> [EXERCISES TO COMPLETE]
**a)** Answer these questions from the text on birding at Huntington Beach State Park:
(i) Which lifer was the highlight of the day?
(ii) What was the Wood Stork's original federal listing?
(iii) In what year was that listing moved down to "Threatened"?
**b)** Continue the text on birding at Huntington Beach State Park from its last sentence.

> [TEXT PASSAGE]

Birding at Huntington Beach State Park
The highlight of the day was a much-awaited lifer, the Roseate Spoonbill (two of which are pictured in the foreground). I'll get to the Spoonbills in a moment. First, let's talk about that bald-faced bird in the back.

Wood Stork Huntington Beach State Park
Meet the Wood Stork. The Wood Stork is a resident of the marshes and swamps of the Gulf Coast and southern Atlantic Coasts here in the US, but is also found throughout Central and South America. Although you wouldn't guess it when visiting Huntington Beach State Park—where there can be hundreds and hundreds of Wood Storks at a time—the Wood Stork is actually Federally Threatened in the United States. Habitat degradation, invasive species, disruptions to the historical food web, and other factors led to the decrease of the population here in the United States during the 1900's. Originally listed as Federally Endangered, Wood Stork populations have been on a slight rebound over the past decade or so, prompting the listing to be moved down to "Threatened" in 2014. A good sign for now, but the species is by no means out of trouble.

Stored entries:
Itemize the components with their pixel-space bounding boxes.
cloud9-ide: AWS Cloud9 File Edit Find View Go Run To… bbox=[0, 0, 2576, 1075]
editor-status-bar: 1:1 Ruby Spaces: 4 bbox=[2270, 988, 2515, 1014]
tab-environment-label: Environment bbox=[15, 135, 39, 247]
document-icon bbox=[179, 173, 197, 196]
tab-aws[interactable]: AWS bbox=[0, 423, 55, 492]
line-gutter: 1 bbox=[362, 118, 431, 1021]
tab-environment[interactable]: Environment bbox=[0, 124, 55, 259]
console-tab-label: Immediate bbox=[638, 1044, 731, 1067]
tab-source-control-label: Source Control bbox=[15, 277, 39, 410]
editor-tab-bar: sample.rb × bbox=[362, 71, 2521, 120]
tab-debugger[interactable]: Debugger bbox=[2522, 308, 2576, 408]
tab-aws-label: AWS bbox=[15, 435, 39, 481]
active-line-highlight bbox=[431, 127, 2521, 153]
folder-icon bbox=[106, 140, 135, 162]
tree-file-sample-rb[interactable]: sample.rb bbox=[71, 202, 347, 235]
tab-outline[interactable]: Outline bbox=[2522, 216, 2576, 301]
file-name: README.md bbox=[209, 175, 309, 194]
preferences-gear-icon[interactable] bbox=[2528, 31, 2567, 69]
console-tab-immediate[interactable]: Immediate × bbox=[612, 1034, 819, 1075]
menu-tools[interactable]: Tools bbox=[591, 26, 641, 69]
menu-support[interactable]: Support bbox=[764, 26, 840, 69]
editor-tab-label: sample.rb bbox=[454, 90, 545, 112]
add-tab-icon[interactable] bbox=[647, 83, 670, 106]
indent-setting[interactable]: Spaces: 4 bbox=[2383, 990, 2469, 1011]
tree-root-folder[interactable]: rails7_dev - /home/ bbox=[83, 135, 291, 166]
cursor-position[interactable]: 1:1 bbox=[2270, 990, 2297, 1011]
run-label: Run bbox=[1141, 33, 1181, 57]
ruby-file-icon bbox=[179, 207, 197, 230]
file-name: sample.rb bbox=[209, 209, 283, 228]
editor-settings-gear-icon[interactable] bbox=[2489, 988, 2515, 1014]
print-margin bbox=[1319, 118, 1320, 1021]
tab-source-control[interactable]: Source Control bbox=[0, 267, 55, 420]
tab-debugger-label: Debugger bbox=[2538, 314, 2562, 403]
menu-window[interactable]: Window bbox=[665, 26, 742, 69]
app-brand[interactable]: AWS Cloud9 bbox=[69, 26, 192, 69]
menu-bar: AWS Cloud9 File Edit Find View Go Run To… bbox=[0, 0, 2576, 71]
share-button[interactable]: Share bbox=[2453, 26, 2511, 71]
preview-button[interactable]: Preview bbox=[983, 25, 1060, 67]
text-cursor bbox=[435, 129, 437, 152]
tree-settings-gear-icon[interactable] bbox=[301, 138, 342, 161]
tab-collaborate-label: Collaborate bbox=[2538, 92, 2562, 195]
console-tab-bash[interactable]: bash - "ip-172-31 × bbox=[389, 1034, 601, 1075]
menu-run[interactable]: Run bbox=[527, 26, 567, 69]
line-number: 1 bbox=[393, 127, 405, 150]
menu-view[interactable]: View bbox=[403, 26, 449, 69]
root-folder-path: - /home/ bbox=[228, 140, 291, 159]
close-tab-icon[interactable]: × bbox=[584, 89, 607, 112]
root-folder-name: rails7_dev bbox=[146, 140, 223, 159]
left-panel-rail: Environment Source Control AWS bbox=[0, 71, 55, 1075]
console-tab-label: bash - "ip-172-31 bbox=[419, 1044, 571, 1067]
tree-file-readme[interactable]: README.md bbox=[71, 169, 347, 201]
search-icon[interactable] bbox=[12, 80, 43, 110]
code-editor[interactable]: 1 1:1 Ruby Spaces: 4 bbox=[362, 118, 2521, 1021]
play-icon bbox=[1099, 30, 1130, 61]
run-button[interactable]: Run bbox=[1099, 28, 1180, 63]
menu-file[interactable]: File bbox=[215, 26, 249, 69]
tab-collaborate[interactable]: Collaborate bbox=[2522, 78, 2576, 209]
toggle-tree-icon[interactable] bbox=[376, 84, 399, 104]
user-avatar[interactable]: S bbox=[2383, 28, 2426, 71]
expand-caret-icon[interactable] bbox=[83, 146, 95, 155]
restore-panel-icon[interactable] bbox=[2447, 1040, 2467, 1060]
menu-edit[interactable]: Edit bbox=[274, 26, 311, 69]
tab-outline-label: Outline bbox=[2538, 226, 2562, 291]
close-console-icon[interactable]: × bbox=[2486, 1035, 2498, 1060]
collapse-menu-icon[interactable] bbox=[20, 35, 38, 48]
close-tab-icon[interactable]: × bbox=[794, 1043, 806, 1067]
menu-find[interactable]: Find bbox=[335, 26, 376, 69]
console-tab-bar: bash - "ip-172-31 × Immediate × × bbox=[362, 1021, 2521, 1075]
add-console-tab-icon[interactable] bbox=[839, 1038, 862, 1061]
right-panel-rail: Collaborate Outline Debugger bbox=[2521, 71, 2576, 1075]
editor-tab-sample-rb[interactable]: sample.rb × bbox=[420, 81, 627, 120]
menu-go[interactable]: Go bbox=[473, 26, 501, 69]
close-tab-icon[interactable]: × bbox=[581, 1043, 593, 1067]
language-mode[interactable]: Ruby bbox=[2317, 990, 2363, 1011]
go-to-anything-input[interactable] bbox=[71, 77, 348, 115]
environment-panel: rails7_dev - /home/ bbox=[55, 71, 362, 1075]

> [ANSWERS FOR THE TASKS]
**a)**
(i) The Roseate Spoonbill
(ii) Federally Endangered
(iii) 2014

**b)**
Roseate Spoonbill Huntington Beach State Park
As I mentioned, the highlight of the day personally were the Roseate Spoonbills. I've been wanting to see this strange wader ever since I was a young kid flipping through my Sibley's field guide, and I finally got my chance! As becomes quite obvious upon seeing one, their name stems from their pinkish color and their spatulate bill. They owe their pinkish color to their diet, much in the way flamingos do. Roseate Spoonbills feed on shrimp and other organisms which contain a type of pigment called Canthaxanthin. This pigment is reddish-pink in color. As a Roseate Spoonbill consumes more and more Canthaxanthin, it sequesters the pigment in its feathers, giving its plumage a pink coloration. This also means that the intensity of pink and the exact hue can is different from individual to individual, and location to location, depending on the available food and the individual's specific diet.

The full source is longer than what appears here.